= INSTRUCTIONS TO FOLLOW =
Word for word, repeat the entries, minus the pictures.

(Dataset records on visual material)

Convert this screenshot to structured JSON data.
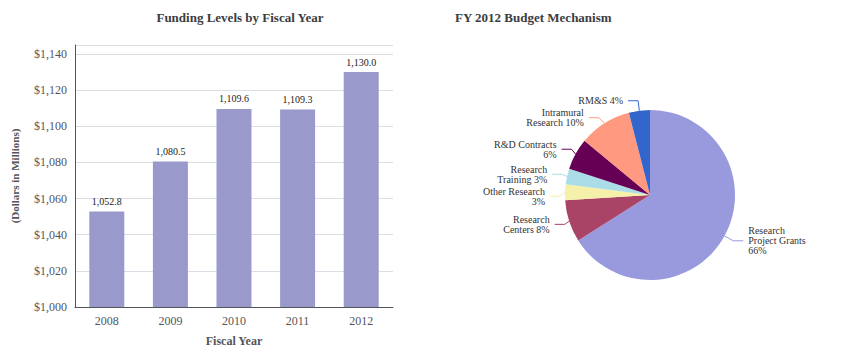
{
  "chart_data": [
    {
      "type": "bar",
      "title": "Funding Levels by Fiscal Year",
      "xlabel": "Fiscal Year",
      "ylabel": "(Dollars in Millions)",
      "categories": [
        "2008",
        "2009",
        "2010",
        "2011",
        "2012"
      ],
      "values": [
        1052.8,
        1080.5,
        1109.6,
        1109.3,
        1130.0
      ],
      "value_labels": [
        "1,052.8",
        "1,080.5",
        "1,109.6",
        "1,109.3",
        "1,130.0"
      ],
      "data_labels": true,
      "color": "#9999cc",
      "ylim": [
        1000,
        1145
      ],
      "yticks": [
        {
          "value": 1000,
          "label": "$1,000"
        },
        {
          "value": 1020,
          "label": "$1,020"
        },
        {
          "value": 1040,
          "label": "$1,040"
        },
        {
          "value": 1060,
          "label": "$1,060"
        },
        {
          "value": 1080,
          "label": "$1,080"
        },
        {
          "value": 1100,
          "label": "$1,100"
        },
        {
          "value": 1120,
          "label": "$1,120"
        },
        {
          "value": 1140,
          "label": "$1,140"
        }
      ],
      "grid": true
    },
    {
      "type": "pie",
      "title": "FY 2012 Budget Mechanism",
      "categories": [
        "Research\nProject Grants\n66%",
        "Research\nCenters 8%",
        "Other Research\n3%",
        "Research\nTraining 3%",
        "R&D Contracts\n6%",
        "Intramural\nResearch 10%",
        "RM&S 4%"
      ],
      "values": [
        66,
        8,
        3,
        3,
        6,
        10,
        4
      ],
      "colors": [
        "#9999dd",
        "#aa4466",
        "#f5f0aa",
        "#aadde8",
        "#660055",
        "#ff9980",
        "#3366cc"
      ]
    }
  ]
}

= TASK RESULT =
Convert this screenshot to structured JSON data.
{
  "chart_data": [
    {
      "type": "bar",
      "title": "Funding Levels by Fiscal Year",
      "xlabel": "Fiscal Year",
      "ylabel": "(Dollars in Millions)",
      "categories": [
        "2008",
        "2009",
        "2010",
        "2011",
        "2012"
      ],
      "values": [
        1052.8,
        1080.5,
        1109.6,
        1109.3,
        1130.0
      ],
      "value_labels": [
        "1,052.8",
        "1,080.5",
        "1,109.6",
        "1,109.3",
        "1,130.0"
      ],
      "data_labels": true,
      "color": "#9999cc",
      "ylim": [
        1000,
        1145
      ],
      "yticks": [
        {
          "value": 1000,
          "label": "$1,000"
        },
        {
          "value": 1020,
          "label": "$1,020"
        },
        {
          "value": 1040,
          "label": "$1,040"
        },
        {
          "value": 1060,
          "label": "$1,060"
        },
        {
          "value": 1080,
          "label": "$1,080"
        },
        {
          "value": 1100,
          "label": "$1,100"
        },
        {
          "value": 1120,
          "label": "$1,120"
        },
        {
          "value": 1140,
          "label": "$1,140"
        }
      ],
      "grid": true
    },
    {
      "type": "pie",
      "title": "FY 2012 Budget Mechanism",
      "categories": [
        "Research\nProject Grants\n66%",
        "Research\nCenters 8%",
        "Other Research\n3%",
        "Research\nTraining 3%",
        "R&D Contracts\n6%",
        "Intramural\nResearch 10%",
        "RM&S 4%"
      ],
      "values": [
        66,
        8,
        3,
        3,
        6,
        10,
        4
      ],
      "colors": [
        "#9999dd",
        "#aa4466",
        "#f5f0aa",
        "#aadde8",
        "#660055",
        "#ff9980",
        "#3366cc"
      ]
    }
  ]
}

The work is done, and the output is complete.